> **What you are asked to do**
Return the listing below exactly, with the pictures dropped.

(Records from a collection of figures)
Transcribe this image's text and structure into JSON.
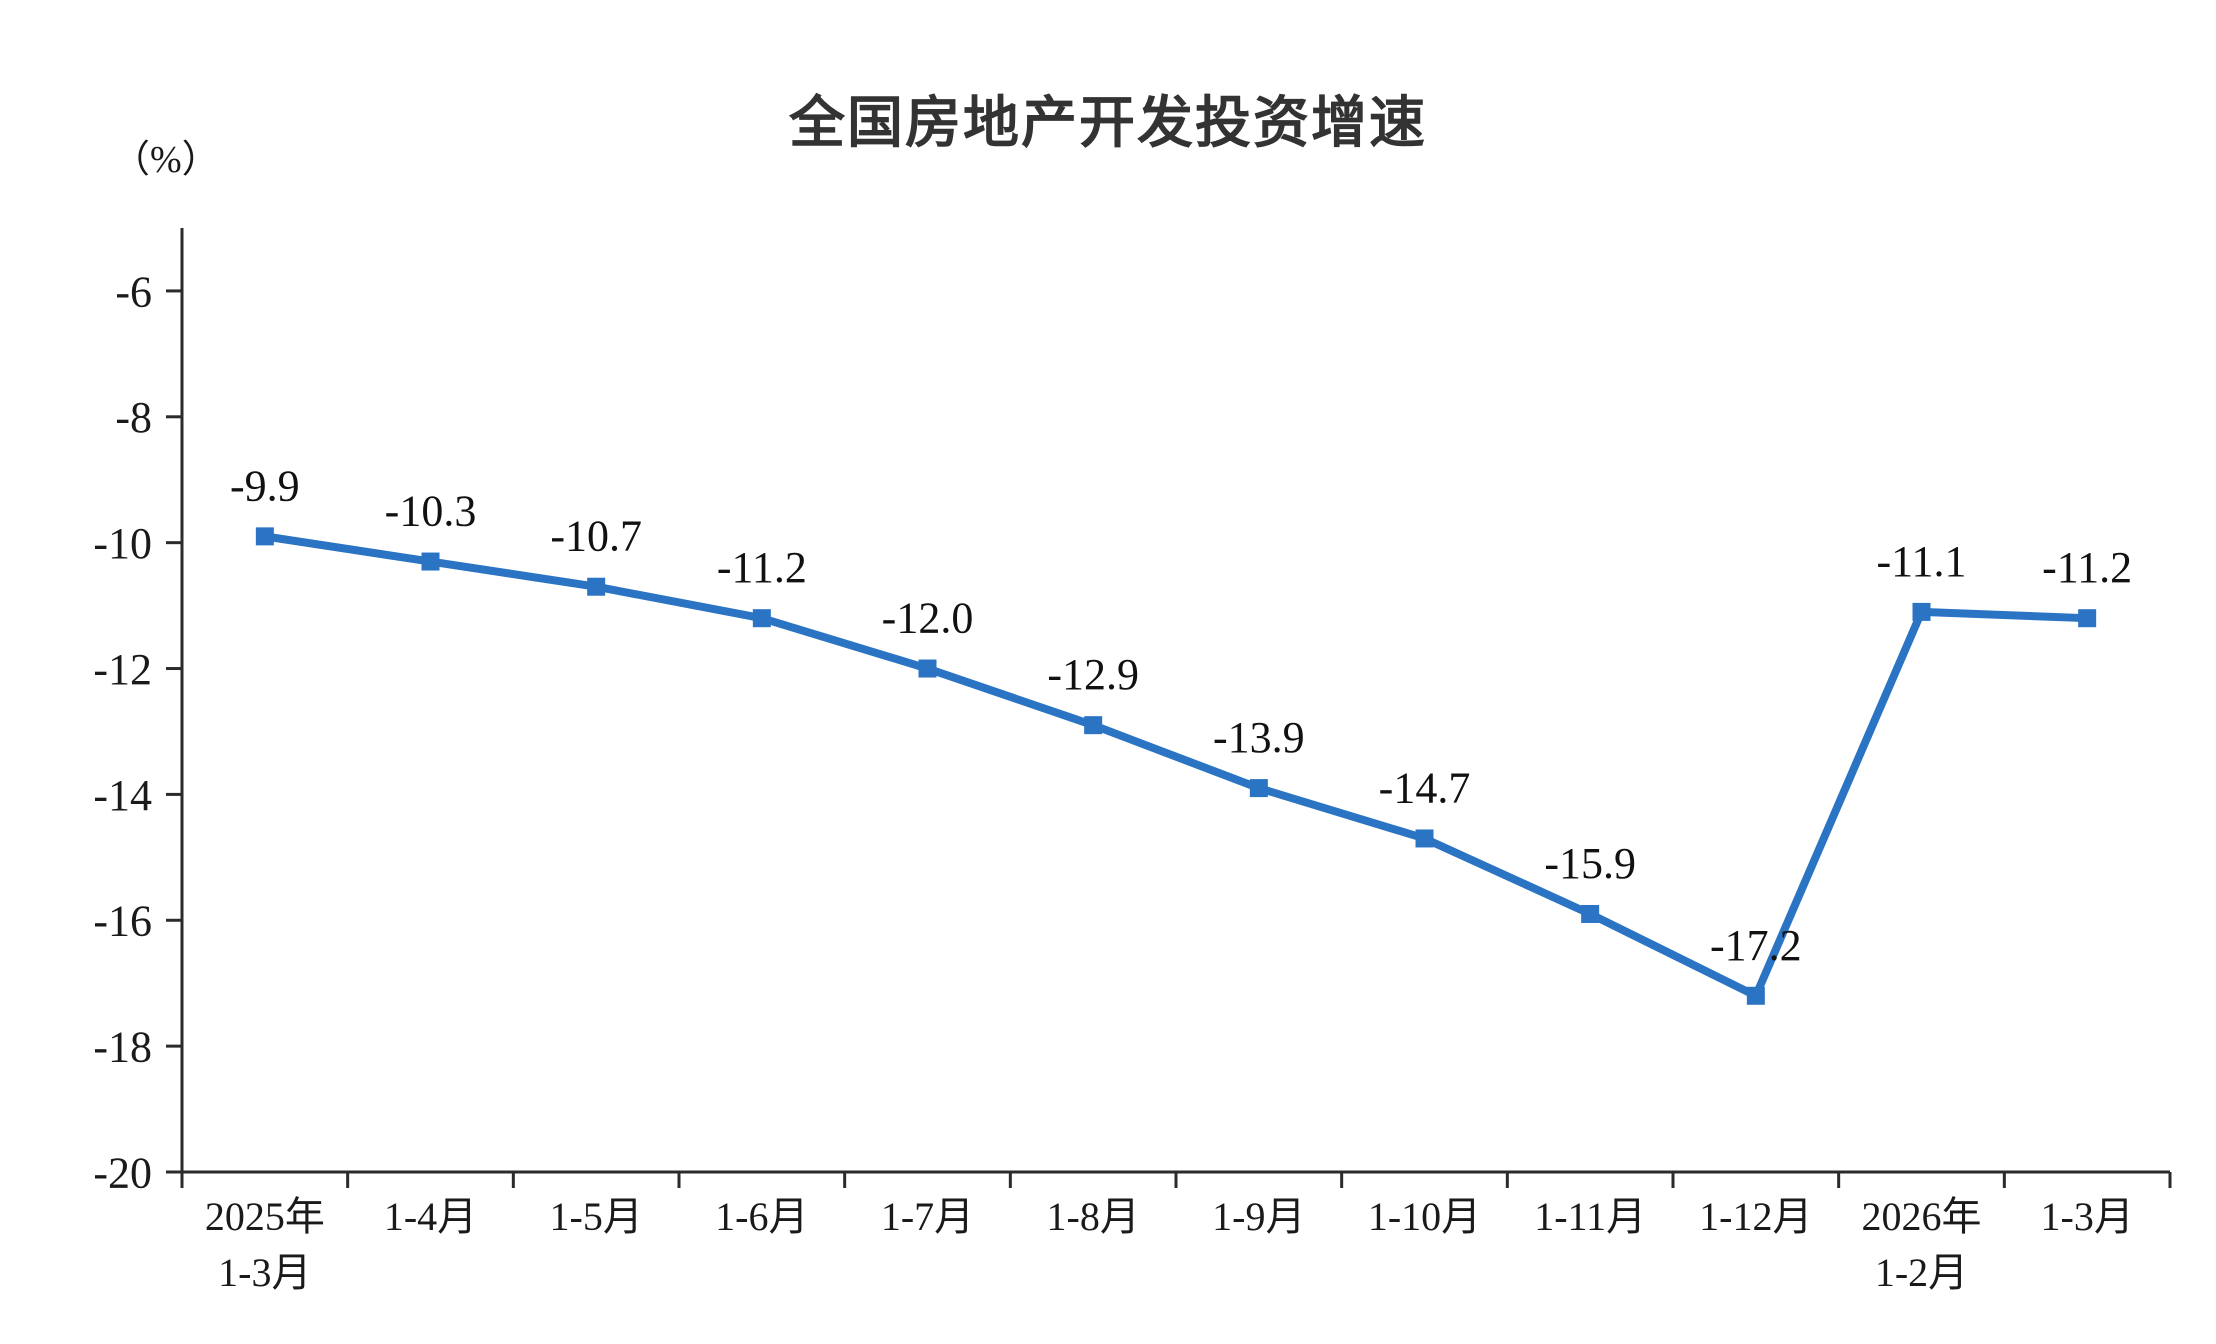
{
  "chart_data": {
    "type": "line",
    "title": "全国房地产开发投资增速",
    "unit_label": "（%）",
    "categories": [
      "2025年\n1-3月",
      "1-4月",
      "1-5月",
      "1-6月",
      "1-7月",
      "1-8月",
      "1-9月",
      "1-10月",
      "1-11月",
      "1-12月",
      "2026年\n1-2月",
      "1-3月"
    ],
    "values": [
      -9.9,
      -10.3,
      -10.7,
      -11.2,
      -12.0,
      -12.9,
      -13.9,
      -14.7,
      -15.9,
      -17.2,
      -11.1,
      -11.2
    ],
    "point_labels": [
      "-9.9",
      "-10.3",
      "-10.7",
      "-11.2",
      "-12.0",
      "-12.9",
      "-13.9",
      "-14.7",
      "-15.9",
      "-17.2",
      "-11.1",
      "-11.2"
    ],
    "ylim": [
      -20,
      -5
    ],
    "yticks": [
      -6,
      -8,
      -10,
      -12,
      -14,
      -16,
      -18,
      -20
    ],
    "ytick_labels": [
      "-6",
      "-8",
      "-10",
      "-12",
      "-14",
      "-16",
      "-18",
      "-20"
    ],
    "grid": "off",
    "legend": "none",
    "marker": "square",
    "line_color": "#2B74C4",
    "axis_color": "#2b2b2b",
    "label_color": "#111111",
    "title_color": "#333333"
  }
}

> **Complete response**
Transcribe this image's text and structure into JSON.
{
  "chart_data": {
    "type": "line",
    "title": "全国房地产开发投资增速",
    "unit_label": "（%）",
    "categories": [
      "2025年\n1-3月",
      "1-4月",
      "1-5月",
      "1-6月",
      "1-7月",
      "1-8月",
      "1-9月",
      "1-10月",
      "1-11月",
      "1-12月",
      "2026年\n1-2月",
      "1-3月"
    ],
    "values": [
      -9.9,
      -10.3,
      -10.7,
      -11.2,
      -12.0,
      -12.9,
      -13.9,
      -14.7,
      -15.9,
      -17.2,
      -11.1,
      -11.2
    ],
    "point_labels": [
      "-9.9",
      "-10.3",
      "-10.7",
      "-11.2",
      "-12.0",
      "-12.9",
      "-13.9",
      "-14.7",
      "-15.9",
      "-17.2",
      "-11.1",
      "-11.2"
    ],
    "ylim": [
      -20,
      -5
    ],
    "yticks": [
      -6,
      -8,
      -10,
      -12,
      -14,
      -16,
      -18,
      -20
    ],
    "ytick_labels": [
      "-6",
      "-8",
      "-10",
      "-12",
      "-14",
      "-16",
      "-18",
      "-20"
    ],
    "grid": "off",
    "legend": "none",
    "marker": "square",
    "line_color": "#2B74C4",
    "axis_color": "#2b2b2b",
    "label_color": "#111111",
    "title_color": "#333333"
  }
}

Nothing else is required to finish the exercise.